### REQUIRED TASK
Your reply should be one number: the count of lines holding the word "text".

### PROVIDED DATA

___

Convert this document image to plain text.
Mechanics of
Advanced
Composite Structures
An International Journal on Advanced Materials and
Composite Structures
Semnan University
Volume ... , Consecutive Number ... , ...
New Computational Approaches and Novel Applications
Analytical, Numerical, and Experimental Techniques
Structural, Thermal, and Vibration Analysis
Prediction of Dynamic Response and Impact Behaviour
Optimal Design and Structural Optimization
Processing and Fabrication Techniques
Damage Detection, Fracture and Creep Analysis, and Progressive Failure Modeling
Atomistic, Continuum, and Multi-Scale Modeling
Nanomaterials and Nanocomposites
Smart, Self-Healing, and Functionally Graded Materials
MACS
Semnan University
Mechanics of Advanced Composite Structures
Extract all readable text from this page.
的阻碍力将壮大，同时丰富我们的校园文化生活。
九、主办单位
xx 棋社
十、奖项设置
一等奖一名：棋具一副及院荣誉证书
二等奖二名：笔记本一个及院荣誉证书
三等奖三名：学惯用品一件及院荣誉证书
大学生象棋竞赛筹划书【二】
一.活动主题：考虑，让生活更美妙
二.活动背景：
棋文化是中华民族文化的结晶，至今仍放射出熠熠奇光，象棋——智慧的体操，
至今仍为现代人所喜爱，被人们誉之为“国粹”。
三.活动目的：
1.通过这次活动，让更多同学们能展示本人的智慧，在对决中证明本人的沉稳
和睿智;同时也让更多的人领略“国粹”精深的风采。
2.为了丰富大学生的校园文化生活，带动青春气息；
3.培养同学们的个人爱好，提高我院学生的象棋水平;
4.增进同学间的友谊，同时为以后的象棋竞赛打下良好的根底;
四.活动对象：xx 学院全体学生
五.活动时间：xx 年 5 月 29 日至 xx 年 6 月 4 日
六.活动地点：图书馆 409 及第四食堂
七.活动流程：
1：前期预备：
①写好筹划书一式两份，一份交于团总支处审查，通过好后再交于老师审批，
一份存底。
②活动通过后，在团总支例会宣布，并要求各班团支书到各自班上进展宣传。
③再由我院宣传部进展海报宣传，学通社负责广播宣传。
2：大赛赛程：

___

### OUTPUT FOR THIS EXERCISE
2